### [Stated goal]
Your task is to copy every line of the records below that contains "standards".

══ Input rows ══

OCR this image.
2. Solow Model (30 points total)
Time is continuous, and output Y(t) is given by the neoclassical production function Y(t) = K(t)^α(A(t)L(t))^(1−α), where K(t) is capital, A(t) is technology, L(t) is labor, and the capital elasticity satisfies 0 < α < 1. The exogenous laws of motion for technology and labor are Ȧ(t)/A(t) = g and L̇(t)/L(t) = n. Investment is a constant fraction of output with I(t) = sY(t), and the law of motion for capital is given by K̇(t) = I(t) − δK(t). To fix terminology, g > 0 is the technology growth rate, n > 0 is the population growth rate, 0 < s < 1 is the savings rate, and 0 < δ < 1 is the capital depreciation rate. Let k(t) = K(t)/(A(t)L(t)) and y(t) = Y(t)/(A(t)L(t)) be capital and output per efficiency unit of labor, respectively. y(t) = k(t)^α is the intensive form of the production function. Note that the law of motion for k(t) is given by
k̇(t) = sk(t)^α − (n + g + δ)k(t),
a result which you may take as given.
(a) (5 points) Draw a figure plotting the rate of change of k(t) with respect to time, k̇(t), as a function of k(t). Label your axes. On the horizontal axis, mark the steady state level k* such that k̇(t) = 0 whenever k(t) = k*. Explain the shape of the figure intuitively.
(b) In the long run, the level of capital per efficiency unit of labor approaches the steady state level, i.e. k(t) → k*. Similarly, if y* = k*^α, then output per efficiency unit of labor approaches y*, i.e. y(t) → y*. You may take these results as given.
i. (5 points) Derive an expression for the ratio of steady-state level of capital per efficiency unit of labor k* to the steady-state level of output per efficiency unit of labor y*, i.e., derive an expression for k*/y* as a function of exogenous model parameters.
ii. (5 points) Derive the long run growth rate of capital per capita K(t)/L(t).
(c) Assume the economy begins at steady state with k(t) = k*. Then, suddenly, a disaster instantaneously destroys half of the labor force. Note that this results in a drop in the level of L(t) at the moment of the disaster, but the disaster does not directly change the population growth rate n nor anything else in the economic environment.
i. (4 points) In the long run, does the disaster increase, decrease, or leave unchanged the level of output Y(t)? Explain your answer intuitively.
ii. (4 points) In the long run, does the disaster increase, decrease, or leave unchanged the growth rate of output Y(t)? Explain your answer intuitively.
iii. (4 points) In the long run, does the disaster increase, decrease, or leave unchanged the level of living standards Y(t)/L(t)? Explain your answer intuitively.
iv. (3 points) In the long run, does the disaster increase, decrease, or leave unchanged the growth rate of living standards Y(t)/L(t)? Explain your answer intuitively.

═══

### [Exercise result]
iii. (4 points) In the long run, does the disaster increase, decrease, or leave unchanged the level of living standards Y(t)/L(t)? Explain your answer intuitively.
iv. (3 points) In the long run, does the disaster increase, decrease, or leave unchanged the growth rate of living standards Y(t)/L(t)? Explain your answer intuitively.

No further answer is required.